» EXERCISE: Select from the data all lines with the word "سالن".

** start of SUPPLIED RECORDS **

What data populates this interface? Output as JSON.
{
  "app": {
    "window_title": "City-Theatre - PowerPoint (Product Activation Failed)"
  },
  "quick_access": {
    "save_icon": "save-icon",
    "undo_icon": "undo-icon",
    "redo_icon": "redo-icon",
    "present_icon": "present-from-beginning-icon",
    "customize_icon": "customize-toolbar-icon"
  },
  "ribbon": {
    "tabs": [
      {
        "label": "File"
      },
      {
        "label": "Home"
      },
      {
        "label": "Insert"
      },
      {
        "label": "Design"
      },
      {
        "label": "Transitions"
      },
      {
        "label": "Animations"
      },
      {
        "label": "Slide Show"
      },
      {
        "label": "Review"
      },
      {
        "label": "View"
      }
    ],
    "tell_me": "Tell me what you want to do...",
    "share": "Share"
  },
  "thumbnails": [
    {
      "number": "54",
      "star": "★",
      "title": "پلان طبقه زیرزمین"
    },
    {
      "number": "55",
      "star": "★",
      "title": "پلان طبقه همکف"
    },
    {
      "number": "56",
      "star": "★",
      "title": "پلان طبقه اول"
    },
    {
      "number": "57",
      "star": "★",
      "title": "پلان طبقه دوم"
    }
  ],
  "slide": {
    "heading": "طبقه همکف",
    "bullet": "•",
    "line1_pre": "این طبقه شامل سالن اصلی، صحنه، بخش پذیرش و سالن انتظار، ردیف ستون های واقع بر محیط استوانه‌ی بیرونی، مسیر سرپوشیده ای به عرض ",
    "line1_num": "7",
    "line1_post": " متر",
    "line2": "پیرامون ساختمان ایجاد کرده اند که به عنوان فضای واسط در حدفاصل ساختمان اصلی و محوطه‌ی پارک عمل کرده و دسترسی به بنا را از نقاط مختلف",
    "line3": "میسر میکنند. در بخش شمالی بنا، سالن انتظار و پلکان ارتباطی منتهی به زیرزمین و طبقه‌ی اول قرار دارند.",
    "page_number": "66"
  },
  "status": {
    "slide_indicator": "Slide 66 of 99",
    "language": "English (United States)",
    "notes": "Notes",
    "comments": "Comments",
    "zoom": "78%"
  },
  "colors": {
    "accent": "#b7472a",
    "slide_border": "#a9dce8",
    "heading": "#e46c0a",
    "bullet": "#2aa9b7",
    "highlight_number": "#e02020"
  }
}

** end of SUPPLIED RECORDS **

» REPLY TO THE TASK:
    "line1_pre": "این طبقه شامل سالن اصلی، صحنه، بخش پذیرش و سالن انتظار، ردیف ستون های واقع بر محیط استوانه‌ی بیرونی، مسیر سرپوشیده ای به عرض ",
    "line3": "میسر میکنند. در بخش شمالی بنا، سالن انتظار و پلکان ارتباطی منتهی به زیرزمین و طبقه‌ی اول قرار دارند.",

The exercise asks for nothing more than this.